* [Problem to work on]: Provide the data again in its entirety, exactly as given.

* [Extracted records]:
..........

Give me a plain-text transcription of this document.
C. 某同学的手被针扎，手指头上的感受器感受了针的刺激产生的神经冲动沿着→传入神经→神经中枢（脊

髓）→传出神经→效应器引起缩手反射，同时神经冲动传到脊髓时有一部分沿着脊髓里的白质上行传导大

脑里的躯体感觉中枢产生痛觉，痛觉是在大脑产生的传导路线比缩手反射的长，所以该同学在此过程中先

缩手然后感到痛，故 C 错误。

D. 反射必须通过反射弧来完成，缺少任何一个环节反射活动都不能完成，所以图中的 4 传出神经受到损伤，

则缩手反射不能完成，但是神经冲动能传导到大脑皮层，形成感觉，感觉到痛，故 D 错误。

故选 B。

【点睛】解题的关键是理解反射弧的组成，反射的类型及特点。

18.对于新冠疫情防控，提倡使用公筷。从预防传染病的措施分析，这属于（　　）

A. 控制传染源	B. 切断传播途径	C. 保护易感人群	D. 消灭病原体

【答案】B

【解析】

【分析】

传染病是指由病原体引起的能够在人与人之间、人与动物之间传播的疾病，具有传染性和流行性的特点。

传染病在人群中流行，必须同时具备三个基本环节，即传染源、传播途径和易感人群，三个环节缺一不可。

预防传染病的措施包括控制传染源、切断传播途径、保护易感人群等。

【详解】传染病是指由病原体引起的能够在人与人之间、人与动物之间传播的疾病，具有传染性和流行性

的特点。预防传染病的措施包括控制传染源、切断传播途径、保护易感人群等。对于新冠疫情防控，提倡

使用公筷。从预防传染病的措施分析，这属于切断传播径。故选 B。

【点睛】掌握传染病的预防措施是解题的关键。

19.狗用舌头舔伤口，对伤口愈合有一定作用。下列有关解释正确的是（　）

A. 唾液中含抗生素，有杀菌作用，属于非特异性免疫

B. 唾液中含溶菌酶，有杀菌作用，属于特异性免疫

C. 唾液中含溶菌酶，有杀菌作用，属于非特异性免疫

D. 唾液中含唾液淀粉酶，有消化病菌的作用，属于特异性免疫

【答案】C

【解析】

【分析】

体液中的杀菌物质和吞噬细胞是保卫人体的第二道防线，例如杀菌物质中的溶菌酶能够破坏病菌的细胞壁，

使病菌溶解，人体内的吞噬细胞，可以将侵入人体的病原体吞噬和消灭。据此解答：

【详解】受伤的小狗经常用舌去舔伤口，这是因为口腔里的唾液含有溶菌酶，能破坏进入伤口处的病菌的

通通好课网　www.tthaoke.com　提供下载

..........

* [Answer to the exercise]:
Give me a plain-text transcription of this document.
C. 某同学的手被针扎，手指头上的感受器感受了针的刺激产生的神经冲动沿着→传入神经→神经中枢（脊

髓）→传出神经→效应器引起缩手反射，同时神经冲动传到脊髓时有一部分沿着脊髓里的白质上行传导大

脑里的躯体感觉中枢产生痛觉，痛觉是在大脑产生的传导路线比缩手反射的长，所以该同学在此过程中先

缩手然后感到痛，故 C 错误。

D. 反射必须通过反射弧来完成，缺少任何一个环节反射活动都不能完成，所以图中的 4 传出神经受到损伤，

则缩手反射不能完成，但是神经冲动能传导到大脑皮层，形成感觉，感觉到痛，故 D 错误。

故选 B。

【点睛】解题的关键是理解反射弧的组成，反射的类型及特点。

18.对于新冠疫情防控，提倡使用公筷。从预防传染病的措施分析，这属于（　　）

A. 控制传染源	B. 切断传播途径	C. 保护易感人群	D. 消灭病原体

【答案】B

【解析】

【分析】

传染病是指由病原体引起的能够在人与人之间、人与动物之间传播的疾病，具有传染性和流行性的特点。

传染病在人群中流行，必须同时具备三个基本环节，即传染源、传播途径和易感人群，三个环节缺一不可。

预防传染病的措施包括控制传染源、切断传播途径、保护易感人群等。

【详解】传染病是指由病原体引起的能够在人与人之间、人与动物之间传播的疾病，具有传染性和流行性

的特点。预防传染病的措施包括控制传染源、切断传播途径、保护易感人群等。对于新冠疫情防控，提倡

使用公筷。从预防传染病的措施分析，这属于切断传播径。故选 B。

【点睛】掌握传染病的预防措施是解题的关键。

19.狗用舌头舔伤口，对伤口愈合有一定作用。下列有关解释正确的是（　）

A. 唾液中含抗生素，有杀菌作用，属于非特异性免疫

B. 唾液中含溶菌酶，有杀菌作用，属于特异性免疫

C. 唾液中含溶菌酶，有杀菌作用，属于非特异性免疫

D. 唾液中含唾液淀粉酶，有消化病菌的作用，属于特异性免疫

【答案】C

【解析】

【分析】

体液中的杀菌物质和吞噬细胞是保卫人体的第二道防线，例如杀菌物质中的溶菌酶能够破坏病菌的细胞壁，

使病菌溶解，人体内的吞噬细胞，可以将侵入人体的病原体吞噬和消灭。据此解答：

【详解】受伤的小狗经常用舌去舔伤口，这是因为口腔里的唾液含有溶菌酶，能破坏进入伤口处的病菌的

通通好课网　www.tthaoke.com　提供下载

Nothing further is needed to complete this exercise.